§ **Dataset entries**:
┌──

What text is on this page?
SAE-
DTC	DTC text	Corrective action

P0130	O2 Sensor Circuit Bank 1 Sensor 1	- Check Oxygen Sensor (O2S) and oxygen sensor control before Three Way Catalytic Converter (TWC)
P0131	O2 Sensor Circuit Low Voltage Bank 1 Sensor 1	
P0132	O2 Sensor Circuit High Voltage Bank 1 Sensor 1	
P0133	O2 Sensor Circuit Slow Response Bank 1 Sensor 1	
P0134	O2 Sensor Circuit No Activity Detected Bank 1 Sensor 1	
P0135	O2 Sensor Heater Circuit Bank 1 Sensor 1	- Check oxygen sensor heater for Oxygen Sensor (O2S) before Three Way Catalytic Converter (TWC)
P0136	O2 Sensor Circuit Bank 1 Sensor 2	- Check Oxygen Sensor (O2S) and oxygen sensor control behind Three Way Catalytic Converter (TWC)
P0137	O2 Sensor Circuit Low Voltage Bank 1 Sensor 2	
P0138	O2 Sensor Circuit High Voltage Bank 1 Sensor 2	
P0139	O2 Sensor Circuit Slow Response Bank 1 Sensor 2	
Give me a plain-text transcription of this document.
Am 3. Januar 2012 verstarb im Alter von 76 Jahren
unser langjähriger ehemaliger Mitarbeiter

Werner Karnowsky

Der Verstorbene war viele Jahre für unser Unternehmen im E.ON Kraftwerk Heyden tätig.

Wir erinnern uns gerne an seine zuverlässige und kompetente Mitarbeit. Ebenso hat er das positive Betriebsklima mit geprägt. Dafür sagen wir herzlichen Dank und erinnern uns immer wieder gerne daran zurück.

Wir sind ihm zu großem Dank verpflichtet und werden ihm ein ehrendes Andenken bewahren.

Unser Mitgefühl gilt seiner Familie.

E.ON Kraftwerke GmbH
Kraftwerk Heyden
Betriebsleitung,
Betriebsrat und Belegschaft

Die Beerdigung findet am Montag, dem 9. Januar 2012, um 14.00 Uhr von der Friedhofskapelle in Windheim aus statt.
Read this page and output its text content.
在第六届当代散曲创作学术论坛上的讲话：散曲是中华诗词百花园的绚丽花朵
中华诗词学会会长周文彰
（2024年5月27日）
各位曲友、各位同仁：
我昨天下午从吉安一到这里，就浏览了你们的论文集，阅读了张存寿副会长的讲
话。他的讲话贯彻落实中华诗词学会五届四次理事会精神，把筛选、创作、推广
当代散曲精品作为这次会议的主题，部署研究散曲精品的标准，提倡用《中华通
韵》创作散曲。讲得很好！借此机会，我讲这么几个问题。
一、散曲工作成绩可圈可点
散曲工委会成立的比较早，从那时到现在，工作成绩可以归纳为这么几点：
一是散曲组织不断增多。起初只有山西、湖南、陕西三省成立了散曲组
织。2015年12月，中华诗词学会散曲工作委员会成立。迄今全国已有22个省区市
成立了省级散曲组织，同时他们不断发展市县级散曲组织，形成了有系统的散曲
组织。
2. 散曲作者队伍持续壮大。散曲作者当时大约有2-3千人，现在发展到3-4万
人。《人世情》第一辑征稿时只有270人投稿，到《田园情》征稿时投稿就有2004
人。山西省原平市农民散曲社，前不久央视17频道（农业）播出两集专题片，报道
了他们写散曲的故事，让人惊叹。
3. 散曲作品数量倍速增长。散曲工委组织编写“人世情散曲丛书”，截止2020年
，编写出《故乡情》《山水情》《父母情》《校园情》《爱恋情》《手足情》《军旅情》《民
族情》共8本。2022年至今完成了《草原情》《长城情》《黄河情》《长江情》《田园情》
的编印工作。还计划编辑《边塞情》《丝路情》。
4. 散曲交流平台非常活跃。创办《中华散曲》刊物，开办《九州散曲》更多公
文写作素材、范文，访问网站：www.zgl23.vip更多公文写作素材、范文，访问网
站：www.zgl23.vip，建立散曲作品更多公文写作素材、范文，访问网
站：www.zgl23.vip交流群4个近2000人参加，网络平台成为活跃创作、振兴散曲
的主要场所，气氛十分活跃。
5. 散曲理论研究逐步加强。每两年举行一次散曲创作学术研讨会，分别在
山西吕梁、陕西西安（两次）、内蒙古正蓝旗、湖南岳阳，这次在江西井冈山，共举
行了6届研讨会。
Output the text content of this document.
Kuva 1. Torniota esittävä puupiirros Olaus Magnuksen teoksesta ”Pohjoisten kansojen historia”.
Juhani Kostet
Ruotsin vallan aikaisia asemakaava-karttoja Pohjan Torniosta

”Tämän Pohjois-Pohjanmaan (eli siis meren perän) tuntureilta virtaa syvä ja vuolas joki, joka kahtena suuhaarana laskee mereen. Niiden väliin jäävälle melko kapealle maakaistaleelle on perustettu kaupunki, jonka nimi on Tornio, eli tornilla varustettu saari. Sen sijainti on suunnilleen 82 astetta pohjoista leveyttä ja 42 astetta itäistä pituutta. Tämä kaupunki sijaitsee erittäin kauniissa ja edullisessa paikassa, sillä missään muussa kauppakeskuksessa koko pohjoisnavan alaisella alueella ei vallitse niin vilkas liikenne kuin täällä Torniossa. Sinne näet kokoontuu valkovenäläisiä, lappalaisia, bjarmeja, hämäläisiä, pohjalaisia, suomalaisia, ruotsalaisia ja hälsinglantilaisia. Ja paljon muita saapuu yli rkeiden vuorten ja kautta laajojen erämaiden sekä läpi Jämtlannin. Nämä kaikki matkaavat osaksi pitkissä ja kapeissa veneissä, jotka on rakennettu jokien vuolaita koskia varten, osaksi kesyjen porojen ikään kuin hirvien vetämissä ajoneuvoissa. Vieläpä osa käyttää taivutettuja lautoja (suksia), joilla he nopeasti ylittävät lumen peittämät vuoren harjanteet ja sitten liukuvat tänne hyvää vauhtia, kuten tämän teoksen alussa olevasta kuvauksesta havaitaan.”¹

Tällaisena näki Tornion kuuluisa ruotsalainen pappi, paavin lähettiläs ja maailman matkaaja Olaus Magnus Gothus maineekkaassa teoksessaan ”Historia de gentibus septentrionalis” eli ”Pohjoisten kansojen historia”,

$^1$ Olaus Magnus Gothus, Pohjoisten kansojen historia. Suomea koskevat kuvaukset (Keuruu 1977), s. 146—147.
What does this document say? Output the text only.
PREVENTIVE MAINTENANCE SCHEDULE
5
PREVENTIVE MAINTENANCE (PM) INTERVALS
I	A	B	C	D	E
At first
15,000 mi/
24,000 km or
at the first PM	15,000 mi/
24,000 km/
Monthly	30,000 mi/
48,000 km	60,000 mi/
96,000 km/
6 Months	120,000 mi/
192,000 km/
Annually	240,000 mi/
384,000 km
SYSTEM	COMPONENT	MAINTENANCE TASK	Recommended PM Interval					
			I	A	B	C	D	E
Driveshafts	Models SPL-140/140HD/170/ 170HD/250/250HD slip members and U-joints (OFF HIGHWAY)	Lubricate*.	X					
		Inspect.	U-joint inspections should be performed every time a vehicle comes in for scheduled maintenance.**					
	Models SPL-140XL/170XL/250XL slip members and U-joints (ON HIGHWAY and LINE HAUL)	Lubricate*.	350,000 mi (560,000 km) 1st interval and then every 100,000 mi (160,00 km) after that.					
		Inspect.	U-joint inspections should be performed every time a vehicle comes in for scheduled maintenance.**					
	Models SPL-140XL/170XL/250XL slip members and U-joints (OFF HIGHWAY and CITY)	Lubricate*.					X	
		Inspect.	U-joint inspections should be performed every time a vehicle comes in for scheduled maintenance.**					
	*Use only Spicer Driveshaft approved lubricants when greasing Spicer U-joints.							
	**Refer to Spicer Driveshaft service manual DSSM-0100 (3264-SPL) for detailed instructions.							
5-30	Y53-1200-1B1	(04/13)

└──

§ **DO THIS**: Pick out and copy the lines of the entries that hold the string "Spicer".

§ **RESULT**:
	*Use only Spicer Driveshaft approved lubricants when greasing Spicer U-joints.							
	**Refer to Spicer Driveshaft service manual DSSM-0100 (3264-SPL) for detailed instructions.							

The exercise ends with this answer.